Listings of element locations:
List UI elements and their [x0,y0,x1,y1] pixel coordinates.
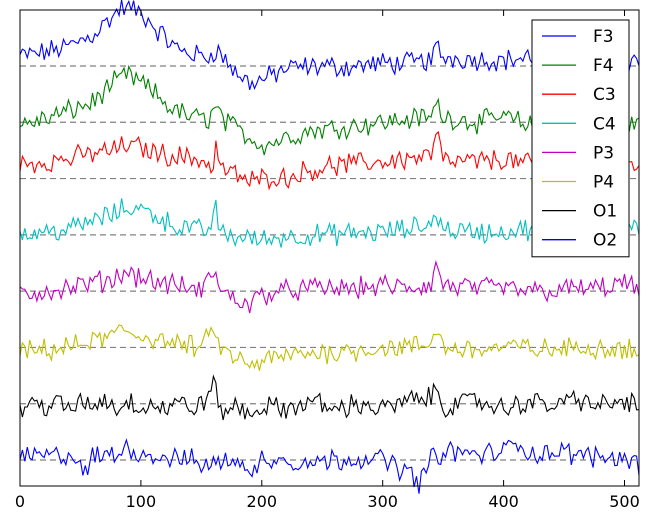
legend-label-f3: F3 [593,27,614,47]
x-tick-label-500: 500 [609,492,640,511]
x-tick-label-100: 100 [126,492,157,511]
legend-label-o1: O1 [593,202,617,222]
legend-label-c4: C4 [593,114,616,134]
legend-label-o2: O2 [593,231,617,251]
series-line-p4 [19,324,640,371]
x-tick-label-200: 200 [247,492,278,511]
x-axis: 0 100 200 300 400 500 [15,10,640,511]
legend-label-p3: P3 [593,143,614,163]
plot-frame [19,9,640,487]
series-line-p3 [19,260,640,314]
legend-label-p4: P4 [593,173,614,193]
legend-box [531,19,630,258]
legend-label-f4: F4 [593,56,614,76]
series-line-o2 [19,438,640,494]
legend: F3 F4 C3 C4 P3 P4 O1 O2 [531,19,630,258]
x-tick-label-0: 0 [15,492,25,511]
legend-label-c3: C3 [593,85,616,105]
x-tick-label-400: 400 [488,492,519,511]
x-tick-label-300: 300 [367,492,398,511]
series-line-o1 [19,374,640,421]
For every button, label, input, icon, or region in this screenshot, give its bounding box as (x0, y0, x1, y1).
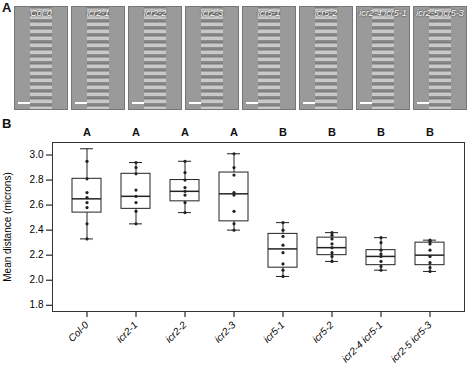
svg-text:Col-0: Col-0 (66, 319, 91, 344)
html-text:icr2-5 icr5-3: icr2-5 icr5-3 (416, 8, 464, 18)
svg-text:3.0: 3.0 (30, 149, 44, 160)
html-text:icr5-1: icr5-1 (257, 8, 281, 18)
svg-text:B: B (279, 126, 287, 138)
svg-text:2.2: 2.2 (30, 249, 44, 260)
html-text:icr2-3: icr2-3 (200, 8, 224, 18)
html-text:icr2-1: icr2-1 (86, 8, 110, 18)
svg-text:B: B (328, 126, 336, 138)
svg-text:A: A (230, 126, 238, 138)
html-text:A: A (2, 0, 12, 15)
svg-text:A: A (181, 126, 189, 138)
svg-text:1.8: 1.8 (30, 299, 44, 310)
svg-text:B: B (426, 126, 434, 138)
html-text:B: B (2, 116, 12, 131)
svg-text:A: A (132, 126, 140, 138)
svg-text:icr2-3: icr2-3 (212, 319, 238, 345)
svg-text:icr2-2: icr2-2 (163, 319, 189, 345)
svg-text:2.4: 2.4 (30, 224, 44, 235)
html-text:icr2-2: icr2-2 (143, 8, 167, 18)
svg-text:icr2-1: icr2-1 (114, 319, 139, 344)
svg-text:icr5-2: icr5-2 (310, 319, 336, 345)
html-text:Col-0: Col-0 (30, 8, 52, 18)
html-text:icr5-2: icr5-2 (314, 8, 338, 18)
svg-text:A: A (83, 126, 91, 138)
svg-text:B: B (377, 126, 385, 138)
svg-text:2.6: 2.6 (30, 199, 44, 210)
html-text:icr2-4 icr5-1: icr2-4 icr5-1 (359, 8, 407, 18)
svg-text:icr2-4 icr5-1: icr2-4 icr5-1 (340, 319, 385, 364)
svg-text:icr5-1: icr5-1 (261, 319, 286, 344)
svg-text:2.8: 2.8 (30, 174, 44, 185)
svg-text:2.0: 2.0 (30, 274, 44, 285)
svg-text:icr2-5 icr5-3: icr2-5 icr5-3 (389, 319, 434, 364)
svg-text:Mean distance (microns): Mean distance (microns) (2, 172, 13, 281)
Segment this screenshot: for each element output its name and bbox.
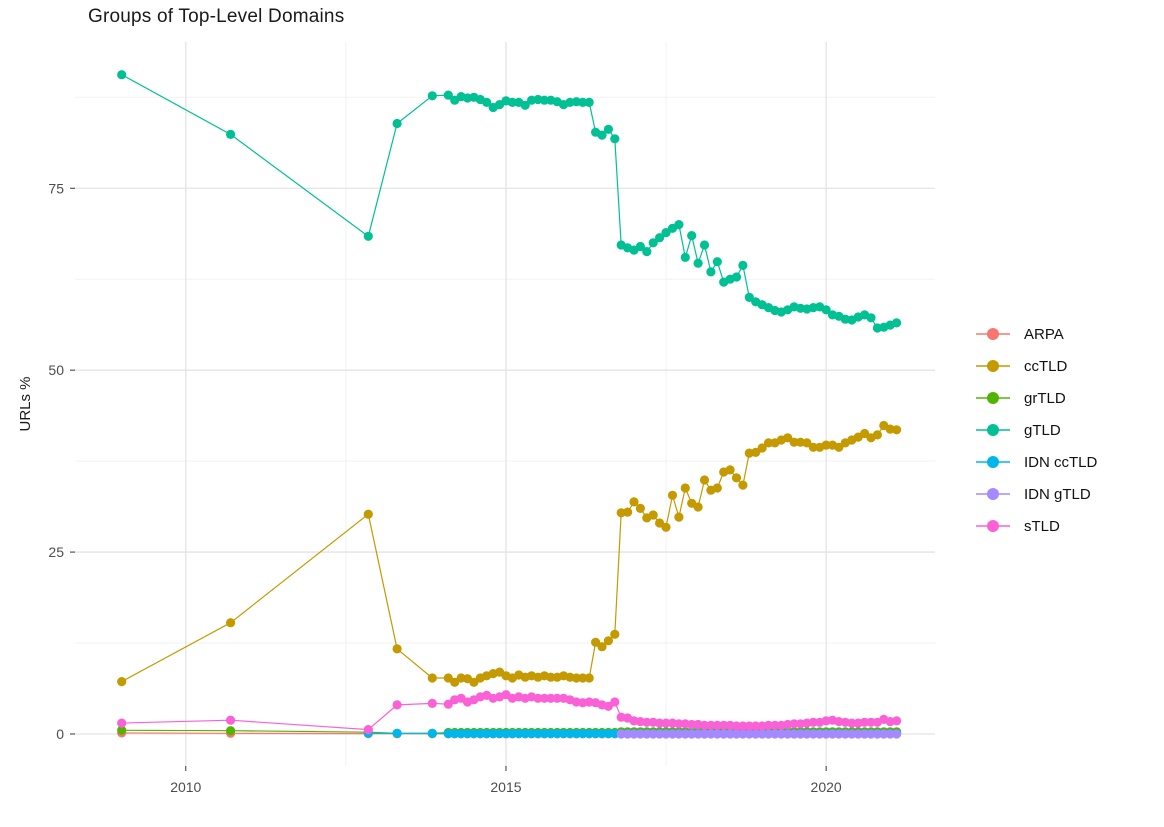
svg-text:URLs %: URLs % [17, 376, 34, 431]
legend-key-icon [976, 359, 1010, 373]
legend-label: gTLD [1024, 421, 1061, 439]
legend-item-grtld: grTLD [976, 382, 1097, 414]
svg-text:2010: 2010 [170, 779, 201, 795]
legend-label: sTLD [1024, 517, 1060, 535]
legend-item-gtld: gTLD [976, 414, 1097, 446]
legend-key-icon [976, 487, 1010, 501]
legend-item-stld: sTLD [976, 510, 1097, 542]
legend-key-icon [976, 327, 1010, 341]
legend-label: ccTLD [1024, 357, 1068, 375]
legend: ARPA ccTLD grTLD gTLD IDN ccTLD IDN gTLD… [976, 318, 1097, 542]
chart-title: Groups of Top-Level Domains [88, 6, 345, 27]
series-cctld [117, 420, 902, 687]
legend-key-icon [976, 455, 1010, 469]
legend-key-icon [976, 391, 1010, 405]
series-gtld [117, 70, 902, 333]
legend-item-idn-gtld: IDN gTLD [976, 478, 1097, 510]
legend-item-arpa: ARPA [976, 318, 1097, 350]
legend-item-cctld: ccTLD [976, 350, 1097, 382]
svg-text:0: 0 [56, 726, 64, 742]
series-idn-gtld [616, 729, 902, 739]
legend-key-icon [976, 519, 1010, 533]
legend-key-icon [976, 423, 1010, 437]
legend-label: IDN ccTLD [1024, 453, 1098, 471]
legend-label: ARPA [1024, 325, 1064, 343]
series-stld [117, 690, 902, 735]
svg-text:25: 25 [48, 544, 64, 560]
svg-text:2020: 2020 [811, 779, 842, 795]
legend-label: IDN gTLD [1024, 485, 1091, 503]
svg-text:2015: 2015 [490, 779, 521, 795]
legend-label: grTLD [1024, 389, 1066, 407]
svg-text:50: 50 [48, 362, 64, 378]
svg-text:75: 75 [48, 180, 64, 196]
legend-item-idn-cctld: IDN ccTLD [976, 446, 1097, 478]
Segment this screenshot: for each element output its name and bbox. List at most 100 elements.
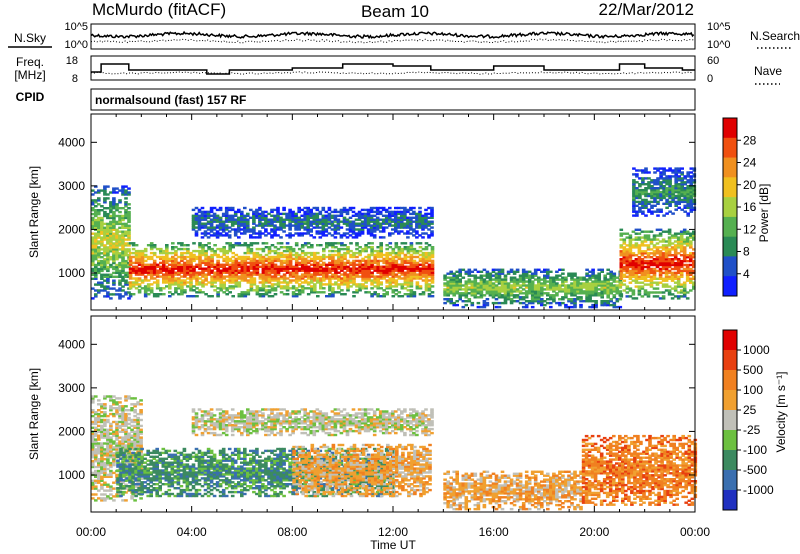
heatmap-cell [622,240,627,243]
heatmap-cell [500,288,505,291]
heatmap-cell [546,270,550,273]
heatmap-cell [300,285,305,288]
heatmap-cell [357,232,362,235]
heatmap-cell [640,265,645,269]
heatmap-cell [285,265,290,268]
heatmap-cell [430,234,434,237]
heatmap-cell [267,277,272,280]
heatmap-cell [100,189,104,192]
heatmap-cell [288,220,292,223]
heatmap-cell [689,281,693,284]
heatmap-cell [674,169,678,172]
heatmap-cell [585,294,589,297]
heatmap-cell [585,286,589,289]
heatmap-cell [391,267,396,270]
heatmap-cell [180,283,184,286]
heatmap-cell [100,267,104,271]
heatmap-cell [118,242,122,245]
heatmap-cell [679,230,684,233]
heatmap-cell [121,258,125,261]
heatmap-cell [198,244,202,247]
heatmap-cell [637,281,642,284]
heatmap-cell [109,232,113,235]
heatmap-cell [100,275,104,278]
heatmap-cell [106,246,110,249]
heatmap-cell [300,251,305,255]
heatmap-cell [103,244,107,247]
heatmap-cell [330,216,335,219]
heatmap-cell [518,296,523,299]
heatmap-cell [143,269,148,272]
heatmap-cell [124,230,128,233]
heatmap-cell [325,277,329,280]
heatmap-cell [106,238,110,241]
heatmap-cell [215,236,220,239]
heatmap-cell [328,283,332,286]
heatmap-cell [288,261,293,265]
heatmap-cell [103,234,107,237]
heatmap-cell [186,271,190,274]
heatmap-cell [198,283,202,286]
heatmap-cell [180,253,184,257]
heatmap-cell [665,192,669,196]
heatmap-cell [261,255,266,259]
heatmap-cell [300,220,304,223]
heatmap-cell [555,284,559,287]
heatmap-cell [155,263,160,266]
heatmap-cell [174,281,178,284]
heatmap-cell [364,271,368,274]
heatmap-cell [600,300,604,303]
heatmap-cell [370,242,374,245]
heatmap-cell [216,247,220,251]
heatmap-cell [212,212,217,216]
heatmap-cell [204,283,208,286]
heatmap-cell [131,269,136,272]
heatmap-cell [549,305,553,309]
heatmap-cell [588,276,592,279]
heatmap-cell [634,265,639,269]
heatmap-cell [189,257,193,261]
heatmap-cell [215,230,220,233]
heatmap-cell [146,279,151,282]
heatmap-cell [137,285,142,288]
heatmap-cell [631,238,636,241]
heatmap-cell [121,269,125,273]
heatmap-cell [195,291,199,294]
heatmap-cell [664,289,669,292]
heatmap-cell [300,291,305,294]
heatmap-cell [355,267,359,270]
heatmap-cell [674,190,678,194]
heatmap-cell [124,234,128,237]
heatmap-cell [370,265,374,268]
heatmap-cell [97,210,101,214]
heatmap-cell [361,283,365,286]
heatmap-cell [91,201,95,204]
heatmap-cell [325,267,329,270]
heatmap-cell [140,249,145,253]
heatmap-cell [224,234,229,237]
heatmap-cell [294,216,298,219]
heatmap-cell [243,232,247,235]
heatmap-cell [509,290,514,293]
heatmap-cell [349,249,353,253]
heatmap-cell [346,289,350,292]
heatmap-cell [430,259,435,263]
heatmap-cell [183,244,187,247]
heatmap-cell [361,259,365,263]
heatmap-cell [503,282,508,285]
heatmap-cell [252,263,257,266]
heatmap-cell [662,214,666,217]
heatmap-cell [207,271,211,274]
heatmap-cell [561,268,565,271]
heatmap-cell [319,265,323,268]
heatmap-cell [415,275,420,278]
heatmap-cell [479,288,484,291]
heatmap-cell [476,301,481,305]
heatmap-cell [192,249,196,253]
heatmap-cell [279,267,284,270]
heatmap-cell [564,294,568,297]
heatmap-cell [267,232,271,235]
heatmap-cell [155,275,160,278]
heatmap-cell [261,257,266,261]
heatmap-cell [403,246,408,249]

Your instructions: Reproduce word for word the lines of the records from the line containing "legend-label-f3: F3 [593,27,614,47]" through the line containing "series-line-p4 [19,324,640,371]", including both of those lines.

Complete answer:
legend-label-f3: F3 [593,27,614,47]
x-tick-label-500: 500 [609,492,640,511]
x-tick-label-100: 100 [126,492,157,511]
legend-label-o1: O1 [593,202,617,222]
legend-label-c4: C4 [593,114,616,134]
legend-label-o2: O2 [593,231,617,251]
series-line-p4 [19,324,640,371]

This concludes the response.